Stored data
_ _ _ _
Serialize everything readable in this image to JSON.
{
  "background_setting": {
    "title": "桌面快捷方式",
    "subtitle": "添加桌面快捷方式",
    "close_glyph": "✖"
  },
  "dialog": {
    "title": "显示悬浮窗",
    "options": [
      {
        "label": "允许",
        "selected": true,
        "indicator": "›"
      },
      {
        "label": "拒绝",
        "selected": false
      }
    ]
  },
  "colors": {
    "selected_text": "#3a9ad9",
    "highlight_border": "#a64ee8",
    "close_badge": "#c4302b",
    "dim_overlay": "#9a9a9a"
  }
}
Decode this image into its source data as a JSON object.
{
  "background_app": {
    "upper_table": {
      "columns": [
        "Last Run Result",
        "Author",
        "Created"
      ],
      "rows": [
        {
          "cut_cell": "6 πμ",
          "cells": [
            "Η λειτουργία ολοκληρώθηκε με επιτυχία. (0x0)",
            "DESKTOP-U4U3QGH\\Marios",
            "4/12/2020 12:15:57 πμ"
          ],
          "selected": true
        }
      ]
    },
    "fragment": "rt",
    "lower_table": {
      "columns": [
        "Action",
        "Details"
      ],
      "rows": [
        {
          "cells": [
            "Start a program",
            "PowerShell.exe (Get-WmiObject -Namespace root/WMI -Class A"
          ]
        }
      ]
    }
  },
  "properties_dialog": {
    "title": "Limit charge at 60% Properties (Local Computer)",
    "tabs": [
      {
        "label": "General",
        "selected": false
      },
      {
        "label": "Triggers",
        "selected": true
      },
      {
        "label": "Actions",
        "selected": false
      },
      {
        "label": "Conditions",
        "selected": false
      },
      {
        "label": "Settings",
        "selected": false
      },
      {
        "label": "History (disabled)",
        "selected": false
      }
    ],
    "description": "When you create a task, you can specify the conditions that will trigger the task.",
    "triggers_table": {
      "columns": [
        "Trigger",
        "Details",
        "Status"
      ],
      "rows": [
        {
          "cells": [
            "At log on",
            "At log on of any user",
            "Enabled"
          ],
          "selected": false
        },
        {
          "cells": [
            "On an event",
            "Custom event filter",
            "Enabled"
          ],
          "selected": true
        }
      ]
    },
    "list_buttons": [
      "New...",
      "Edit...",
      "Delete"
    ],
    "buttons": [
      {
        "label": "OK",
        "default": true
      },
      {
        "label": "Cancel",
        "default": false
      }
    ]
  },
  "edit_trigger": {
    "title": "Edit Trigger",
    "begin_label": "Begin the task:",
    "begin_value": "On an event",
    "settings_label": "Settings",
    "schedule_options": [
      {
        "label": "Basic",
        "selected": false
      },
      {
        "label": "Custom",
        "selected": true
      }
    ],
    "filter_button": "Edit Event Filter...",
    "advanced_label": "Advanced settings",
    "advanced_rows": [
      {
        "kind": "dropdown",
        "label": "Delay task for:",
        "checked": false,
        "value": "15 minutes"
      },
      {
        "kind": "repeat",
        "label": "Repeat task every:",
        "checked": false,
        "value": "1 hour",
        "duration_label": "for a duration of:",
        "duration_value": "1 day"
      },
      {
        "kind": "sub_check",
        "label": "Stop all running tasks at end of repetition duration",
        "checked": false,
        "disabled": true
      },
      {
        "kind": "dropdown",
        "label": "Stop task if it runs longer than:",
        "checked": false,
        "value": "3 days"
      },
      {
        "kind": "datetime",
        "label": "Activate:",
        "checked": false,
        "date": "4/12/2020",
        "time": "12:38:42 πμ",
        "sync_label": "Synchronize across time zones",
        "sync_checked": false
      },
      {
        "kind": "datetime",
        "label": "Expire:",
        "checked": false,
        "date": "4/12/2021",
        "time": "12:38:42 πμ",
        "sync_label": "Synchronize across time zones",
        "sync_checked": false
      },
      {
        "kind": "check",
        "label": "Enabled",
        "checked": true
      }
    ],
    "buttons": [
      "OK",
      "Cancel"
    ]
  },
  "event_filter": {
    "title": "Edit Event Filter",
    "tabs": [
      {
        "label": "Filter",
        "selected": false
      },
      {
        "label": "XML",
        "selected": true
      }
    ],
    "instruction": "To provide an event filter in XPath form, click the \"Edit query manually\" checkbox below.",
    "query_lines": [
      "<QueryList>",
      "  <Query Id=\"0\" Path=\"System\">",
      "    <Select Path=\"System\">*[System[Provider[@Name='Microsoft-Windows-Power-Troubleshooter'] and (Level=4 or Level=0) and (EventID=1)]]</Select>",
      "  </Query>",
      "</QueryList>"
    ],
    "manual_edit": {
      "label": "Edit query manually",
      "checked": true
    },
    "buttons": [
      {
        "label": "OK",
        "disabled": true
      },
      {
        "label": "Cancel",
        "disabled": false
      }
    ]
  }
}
_ _ _ _
## Task objective
Repeat every line of the records above exactly.

## Exercise answer
Serialize everything readable in this image to JSON.
{
  "background_setting": {
    "title": "桌面快捷方式",
    "subtitle": "添加桌面快捷方式",
    "close_glyph": "✖"
  },
  "dialog": {
    "title": "显示悬浮窗",
    "options": [
      {
        "label": "允许",
        "selected": true,
        "indicator": "›"
      },
      {
        "label": "拒绝",
        "selected": false
      }
    ]
  },
  "colors": {
    "selected_text": "#3a9ad9",
    "highlight_border": "#a64ee8",
    "close_badge": "#c4302b",
    "dim_overlay": "#9a9a9a"
  }
}
Decode this image into its source data as a JSON object.
{
  "background_app": {
    "upper_table": {
      "columns": [
        "Last Run Result",
        "Author",
        "Created"
      ],
      "rows": [
        {
          "cut_cell": "6 πμ",
          "cells": [
            "Η λειτουργία ολοκληρώθηκε με επιτυχία. (0x0)",
            "DESKTOP-U4U3QGH\\Marios",
            "4/12/2020 12:15:57 πμ"
          ],
          "selected": true
        }
      ]
    },
    "fragment": "rt",
    "lower_table": {
      "columns": [
        "Action",
        "Details"
      ],
      "rows": [
        {
          "cells": [
            "Start a program",
            "PowerShell.exe (Get-WmiObject -Namespace root/WMI -Class A"
          ]
        }
      ]
    }
  },
  "properties_dialog": {
    "title": "Limit charge at 60% Properties (Local Computer)",
    "tabs": [
      {
        "label": "General",
        "selected": false
      },
      {
        "label": "Triggers",
        "selected": true
      },
      {
        "label": "Actions",
        "selected": false
      },
      {
        "label": "Conditions",
        "selected": false
      },
      {
        "label": "Settings",
        "selected": false
      },
      {
        "label": "History (disabled)",
        "selected": false
      }
    ],
    "description": "When you create a task, you can specify the conditions that will trigger the task.",
    "triggers_table": {
      "columns": [
        "Trigger",
        "Details",
        "Status"
      ],
      "rows": [
        {
          "cells": [
            "At log on",
            "At log on of any user",
            "Enabled"
          ],
          "selected": false
        },
        {
          "cells": [
            "On an event",
            "Custom event filter",
            "Enabled"
          ],
          "selected": true
        }
      ]
    },
    "list_buttons": [
      "New...",
      "Edit...",
      "Delete"
    ],
    "buttons": [
      {
        "label": "OK",
        "default": true
      },
      {
        "label": "Cancel",
        "default": false
      }
    ]
  },
  "edit_trigger": {
    "title": "Edit Trigger",
    "begin_label": "Begin the task:",
    "begin_value": "On an event",
    "settings_label": "Settings",
    "schedule_options": [
      {
        "label": "Basic",
        "selected": false
      },
      {
        "label": "Custom",
        "selected": true
      }
    ],
    "filter_button": "Edit Event Filter...",
    "advanced_label": "Advanced settings",
    "advanced_rows": [
      {
        "kind": "dropdown",
        "label": "Delay task for:",
        "checked": false,
        "value": "15 minutes"
      },
      {
        "kind": "repeat",
        "label": "Repeat task every:",
        "checked": false,
        "value": "1 hour",
        "duration_label": "for a duration of:",
        "duration_value": "1 day"
      },
      {
        "kind": "sub_check",
        "label": "Stop all running tasks at end of repetition duration",
        "checked": false,
        "disabled": true
      },
      {
        "kind": "dropdown",
        "label": "Stop task if it runs longer than:",
        "checked": false,
        "value": "3 days"
      },
      {
        "kind": "datetime",
        "label": "Activate:",
        "checked": false,
        "date": "4/12/2020",
        "time": "12:38:42 πμ",
        "sync_label": "Synchronize across time zones",
        "sync_checked": false
      },
      {
        "kind": "datetime",
        "label": "Expire:",
        "checked": false,
        "date": "4/12/2021",
        "time": "12:38:42 πμ",
        "sync_label": "Synchronize across time zones",
        "sync_checked": false
      },
      {
        "kind": "check",
        "label": "Enabled",
        "checked": true
      }
    ],
    "buttons": [
      "OK",
      "Cancel"
    ]
  },
  "event_filter": {
    "title": "Edit Event Filter",
    "tabs": [
      {
        "label": "Filter",
        "selected": false
      },
      {
        "label": "XML",
        "selected": true
      }
    ],
    "instruction": "To provide an event filter in XPath form, click the \"Edit query manually\" checkbox below.",
    "query_lines": [
      "<QueryList>",
      "  <Query Id=\"0\" Path=\"System\">",
      "    <Select Path=\"System\">*[System[Provider[@Name='Microsoft-Windows-Power-Troubleshooter'] and (Level=4 or Level=0) and (EventID=1)]]</Select>",
      "  </Query>",
      "</QueryList>"
    ],
    "manual_edit": {
      "label": "Edit query manually",
      "checked": true
    },
    "buttons": [
      {
        "label": "OK",
        "disabled": true
      },
      {
        "label": "Cancel",
        "disabled": false
      }
    ]
  }
}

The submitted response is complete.